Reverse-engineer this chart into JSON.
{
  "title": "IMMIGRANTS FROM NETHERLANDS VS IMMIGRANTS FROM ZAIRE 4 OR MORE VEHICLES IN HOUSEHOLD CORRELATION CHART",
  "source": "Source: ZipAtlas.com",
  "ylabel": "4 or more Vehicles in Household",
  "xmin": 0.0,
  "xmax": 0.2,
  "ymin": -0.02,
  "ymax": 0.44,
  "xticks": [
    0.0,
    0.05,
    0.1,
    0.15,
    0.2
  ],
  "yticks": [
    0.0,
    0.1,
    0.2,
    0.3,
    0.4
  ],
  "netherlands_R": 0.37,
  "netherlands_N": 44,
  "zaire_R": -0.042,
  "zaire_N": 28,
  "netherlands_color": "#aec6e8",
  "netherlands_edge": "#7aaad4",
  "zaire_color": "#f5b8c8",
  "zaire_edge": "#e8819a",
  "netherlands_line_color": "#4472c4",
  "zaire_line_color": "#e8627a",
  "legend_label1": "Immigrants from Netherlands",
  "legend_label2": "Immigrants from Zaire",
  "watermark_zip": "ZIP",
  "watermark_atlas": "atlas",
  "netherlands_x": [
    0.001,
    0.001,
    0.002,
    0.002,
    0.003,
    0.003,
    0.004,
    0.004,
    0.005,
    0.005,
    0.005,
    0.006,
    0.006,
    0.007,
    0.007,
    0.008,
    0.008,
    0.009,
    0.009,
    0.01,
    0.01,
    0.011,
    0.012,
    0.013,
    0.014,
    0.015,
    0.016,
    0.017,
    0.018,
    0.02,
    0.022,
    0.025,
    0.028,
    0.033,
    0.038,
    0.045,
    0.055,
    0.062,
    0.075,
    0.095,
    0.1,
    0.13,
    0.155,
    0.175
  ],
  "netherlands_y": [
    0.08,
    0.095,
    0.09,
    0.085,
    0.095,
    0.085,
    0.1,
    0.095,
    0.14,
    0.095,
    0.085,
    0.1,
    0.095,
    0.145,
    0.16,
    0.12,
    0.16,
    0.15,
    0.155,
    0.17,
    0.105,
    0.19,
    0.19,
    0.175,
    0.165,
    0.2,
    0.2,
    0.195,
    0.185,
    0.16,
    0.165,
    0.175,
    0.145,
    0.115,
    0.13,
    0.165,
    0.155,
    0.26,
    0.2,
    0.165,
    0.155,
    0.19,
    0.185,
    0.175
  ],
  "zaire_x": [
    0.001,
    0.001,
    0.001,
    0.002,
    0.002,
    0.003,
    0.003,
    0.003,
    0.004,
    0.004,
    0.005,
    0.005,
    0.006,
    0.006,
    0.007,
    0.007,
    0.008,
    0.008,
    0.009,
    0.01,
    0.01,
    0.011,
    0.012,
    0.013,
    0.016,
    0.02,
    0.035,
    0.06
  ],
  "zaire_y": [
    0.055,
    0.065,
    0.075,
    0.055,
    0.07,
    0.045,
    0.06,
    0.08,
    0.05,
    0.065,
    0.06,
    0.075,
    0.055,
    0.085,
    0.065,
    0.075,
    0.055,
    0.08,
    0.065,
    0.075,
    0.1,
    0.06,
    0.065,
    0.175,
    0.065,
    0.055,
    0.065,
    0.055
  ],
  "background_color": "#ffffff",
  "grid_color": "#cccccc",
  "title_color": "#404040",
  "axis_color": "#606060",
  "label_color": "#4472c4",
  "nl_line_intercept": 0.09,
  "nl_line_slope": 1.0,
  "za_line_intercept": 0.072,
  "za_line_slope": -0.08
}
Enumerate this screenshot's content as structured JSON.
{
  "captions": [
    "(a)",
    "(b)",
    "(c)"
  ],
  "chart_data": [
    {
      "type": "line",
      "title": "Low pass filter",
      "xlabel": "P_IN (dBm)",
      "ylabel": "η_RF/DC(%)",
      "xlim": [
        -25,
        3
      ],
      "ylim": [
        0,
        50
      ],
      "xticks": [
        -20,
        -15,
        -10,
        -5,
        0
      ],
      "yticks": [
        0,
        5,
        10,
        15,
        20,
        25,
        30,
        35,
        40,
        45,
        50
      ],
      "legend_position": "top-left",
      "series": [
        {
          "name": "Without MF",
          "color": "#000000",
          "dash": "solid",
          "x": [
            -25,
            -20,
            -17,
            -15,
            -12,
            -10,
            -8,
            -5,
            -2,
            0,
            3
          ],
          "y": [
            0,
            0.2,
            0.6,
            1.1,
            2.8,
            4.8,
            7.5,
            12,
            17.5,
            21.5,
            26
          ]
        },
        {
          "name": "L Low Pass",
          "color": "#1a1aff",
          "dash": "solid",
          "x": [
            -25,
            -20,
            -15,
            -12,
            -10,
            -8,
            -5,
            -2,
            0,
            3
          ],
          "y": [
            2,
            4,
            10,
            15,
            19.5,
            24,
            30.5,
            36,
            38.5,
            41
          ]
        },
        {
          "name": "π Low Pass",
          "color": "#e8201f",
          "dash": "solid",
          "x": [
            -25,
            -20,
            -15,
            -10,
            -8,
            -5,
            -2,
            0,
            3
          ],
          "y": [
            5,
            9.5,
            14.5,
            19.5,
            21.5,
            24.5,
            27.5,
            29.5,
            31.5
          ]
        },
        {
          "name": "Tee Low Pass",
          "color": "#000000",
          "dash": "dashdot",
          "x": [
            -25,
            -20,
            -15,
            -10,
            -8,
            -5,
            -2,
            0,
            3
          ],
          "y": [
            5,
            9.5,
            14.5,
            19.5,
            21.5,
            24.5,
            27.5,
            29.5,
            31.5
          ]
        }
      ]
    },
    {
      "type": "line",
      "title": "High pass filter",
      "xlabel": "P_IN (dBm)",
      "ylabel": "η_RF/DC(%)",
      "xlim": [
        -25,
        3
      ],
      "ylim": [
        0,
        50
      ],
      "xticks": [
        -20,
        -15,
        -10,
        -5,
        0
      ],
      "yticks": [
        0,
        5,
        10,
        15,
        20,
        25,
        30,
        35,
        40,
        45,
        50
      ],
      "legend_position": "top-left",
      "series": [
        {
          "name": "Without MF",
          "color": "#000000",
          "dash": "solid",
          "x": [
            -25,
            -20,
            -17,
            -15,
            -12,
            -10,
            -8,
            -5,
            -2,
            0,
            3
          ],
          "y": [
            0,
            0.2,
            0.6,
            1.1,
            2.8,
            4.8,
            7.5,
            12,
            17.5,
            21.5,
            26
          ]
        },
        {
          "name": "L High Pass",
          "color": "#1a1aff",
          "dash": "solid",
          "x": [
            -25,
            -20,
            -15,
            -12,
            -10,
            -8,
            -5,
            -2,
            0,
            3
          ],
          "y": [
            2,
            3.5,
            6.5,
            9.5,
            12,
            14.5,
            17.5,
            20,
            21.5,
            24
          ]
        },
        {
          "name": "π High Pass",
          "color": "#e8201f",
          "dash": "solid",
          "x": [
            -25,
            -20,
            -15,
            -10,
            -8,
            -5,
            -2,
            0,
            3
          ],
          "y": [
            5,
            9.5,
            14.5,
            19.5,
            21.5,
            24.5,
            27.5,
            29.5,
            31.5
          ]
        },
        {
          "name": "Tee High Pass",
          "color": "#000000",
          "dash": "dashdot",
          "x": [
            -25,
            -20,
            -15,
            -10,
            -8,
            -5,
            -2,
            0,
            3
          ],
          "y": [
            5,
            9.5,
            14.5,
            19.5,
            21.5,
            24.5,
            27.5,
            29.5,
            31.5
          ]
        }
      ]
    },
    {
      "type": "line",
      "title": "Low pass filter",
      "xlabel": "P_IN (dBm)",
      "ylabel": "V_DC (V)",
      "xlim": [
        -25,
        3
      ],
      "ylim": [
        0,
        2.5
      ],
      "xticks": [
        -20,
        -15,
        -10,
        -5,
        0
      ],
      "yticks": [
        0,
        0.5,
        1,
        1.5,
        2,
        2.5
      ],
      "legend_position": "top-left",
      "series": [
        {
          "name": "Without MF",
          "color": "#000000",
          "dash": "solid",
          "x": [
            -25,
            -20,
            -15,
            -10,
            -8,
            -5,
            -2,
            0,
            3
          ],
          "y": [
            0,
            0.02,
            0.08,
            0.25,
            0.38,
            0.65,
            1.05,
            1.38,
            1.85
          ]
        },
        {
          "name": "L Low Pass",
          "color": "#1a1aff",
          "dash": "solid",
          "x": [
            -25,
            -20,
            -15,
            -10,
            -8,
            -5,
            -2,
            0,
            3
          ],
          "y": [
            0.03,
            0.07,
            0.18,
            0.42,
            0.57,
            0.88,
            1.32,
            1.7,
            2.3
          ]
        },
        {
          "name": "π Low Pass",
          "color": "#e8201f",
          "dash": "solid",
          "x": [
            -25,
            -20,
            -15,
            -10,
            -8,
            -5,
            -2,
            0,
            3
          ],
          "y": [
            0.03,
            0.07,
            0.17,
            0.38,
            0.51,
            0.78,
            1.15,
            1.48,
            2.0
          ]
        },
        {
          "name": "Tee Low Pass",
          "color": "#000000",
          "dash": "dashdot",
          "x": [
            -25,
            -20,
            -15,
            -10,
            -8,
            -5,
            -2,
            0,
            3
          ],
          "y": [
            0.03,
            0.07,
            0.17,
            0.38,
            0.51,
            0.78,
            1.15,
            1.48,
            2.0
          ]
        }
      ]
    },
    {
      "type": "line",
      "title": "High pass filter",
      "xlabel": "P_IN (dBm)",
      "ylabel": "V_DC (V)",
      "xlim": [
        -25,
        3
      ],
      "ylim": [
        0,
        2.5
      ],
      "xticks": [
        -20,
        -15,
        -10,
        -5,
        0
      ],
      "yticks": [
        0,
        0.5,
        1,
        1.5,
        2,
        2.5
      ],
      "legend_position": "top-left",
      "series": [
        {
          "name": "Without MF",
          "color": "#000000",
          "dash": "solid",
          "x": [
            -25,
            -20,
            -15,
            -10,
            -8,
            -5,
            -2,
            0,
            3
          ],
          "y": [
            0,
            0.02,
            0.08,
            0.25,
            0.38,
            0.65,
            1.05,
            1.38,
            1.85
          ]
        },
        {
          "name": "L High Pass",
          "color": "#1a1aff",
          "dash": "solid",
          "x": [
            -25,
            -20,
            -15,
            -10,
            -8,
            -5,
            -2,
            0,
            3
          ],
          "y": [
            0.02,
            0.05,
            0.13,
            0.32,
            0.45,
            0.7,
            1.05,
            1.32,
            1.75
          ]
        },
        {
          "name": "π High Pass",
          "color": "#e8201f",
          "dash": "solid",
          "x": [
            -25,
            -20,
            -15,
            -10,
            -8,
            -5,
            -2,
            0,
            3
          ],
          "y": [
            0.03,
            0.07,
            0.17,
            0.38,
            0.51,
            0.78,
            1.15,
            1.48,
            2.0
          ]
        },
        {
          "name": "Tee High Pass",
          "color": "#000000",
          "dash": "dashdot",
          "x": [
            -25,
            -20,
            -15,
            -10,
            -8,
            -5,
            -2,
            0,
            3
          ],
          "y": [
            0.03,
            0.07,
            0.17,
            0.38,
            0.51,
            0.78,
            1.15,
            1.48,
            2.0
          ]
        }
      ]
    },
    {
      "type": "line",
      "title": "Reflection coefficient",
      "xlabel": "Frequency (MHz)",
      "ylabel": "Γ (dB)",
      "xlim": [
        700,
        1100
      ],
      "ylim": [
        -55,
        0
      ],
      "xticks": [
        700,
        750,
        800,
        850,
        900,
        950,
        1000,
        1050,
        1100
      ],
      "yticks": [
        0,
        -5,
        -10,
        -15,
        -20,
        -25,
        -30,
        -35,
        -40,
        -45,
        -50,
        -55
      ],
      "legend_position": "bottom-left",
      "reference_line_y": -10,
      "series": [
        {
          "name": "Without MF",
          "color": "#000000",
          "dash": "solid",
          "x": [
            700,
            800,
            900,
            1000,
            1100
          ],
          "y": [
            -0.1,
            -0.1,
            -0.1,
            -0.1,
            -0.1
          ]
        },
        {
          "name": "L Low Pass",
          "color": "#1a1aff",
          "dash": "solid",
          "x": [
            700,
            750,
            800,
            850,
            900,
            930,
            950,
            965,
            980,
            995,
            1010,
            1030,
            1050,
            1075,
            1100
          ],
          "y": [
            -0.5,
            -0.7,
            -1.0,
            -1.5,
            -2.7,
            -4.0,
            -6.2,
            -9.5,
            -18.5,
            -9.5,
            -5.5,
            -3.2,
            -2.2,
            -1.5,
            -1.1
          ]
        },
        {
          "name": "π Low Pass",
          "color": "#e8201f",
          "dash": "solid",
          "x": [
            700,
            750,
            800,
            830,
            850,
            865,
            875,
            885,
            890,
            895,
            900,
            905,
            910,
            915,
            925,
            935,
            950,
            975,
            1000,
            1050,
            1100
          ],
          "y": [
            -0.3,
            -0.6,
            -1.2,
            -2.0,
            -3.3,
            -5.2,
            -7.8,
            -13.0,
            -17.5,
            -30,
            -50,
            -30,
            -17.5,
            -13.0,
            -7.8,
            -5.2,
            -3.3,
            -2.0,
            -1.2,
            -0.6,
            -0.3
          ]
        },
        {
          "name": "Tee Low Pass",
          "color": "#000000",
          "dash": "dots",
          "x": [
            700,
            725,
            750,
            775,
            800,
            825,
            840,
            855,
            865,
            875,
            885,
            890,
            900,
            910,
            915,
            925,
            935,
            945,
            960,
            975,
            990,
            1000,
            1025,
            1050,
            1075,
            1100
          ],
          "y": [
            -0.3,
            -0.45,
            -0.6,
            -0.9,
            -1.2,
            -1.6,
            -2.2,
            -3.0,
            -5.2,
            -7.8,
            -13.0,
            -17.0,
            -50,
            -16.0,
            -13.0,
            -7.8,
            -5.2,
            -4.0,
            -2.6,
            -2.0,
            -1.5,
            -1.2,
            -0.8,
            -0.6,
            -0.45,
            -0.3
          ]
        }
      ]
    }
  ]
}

* [Short exercise] From the entries above, extract each line containing "JSON".

* [Result for this exercise]
Reverse-engineer this chart into JSON.
Enumerate this screenshot's content as structured JSON.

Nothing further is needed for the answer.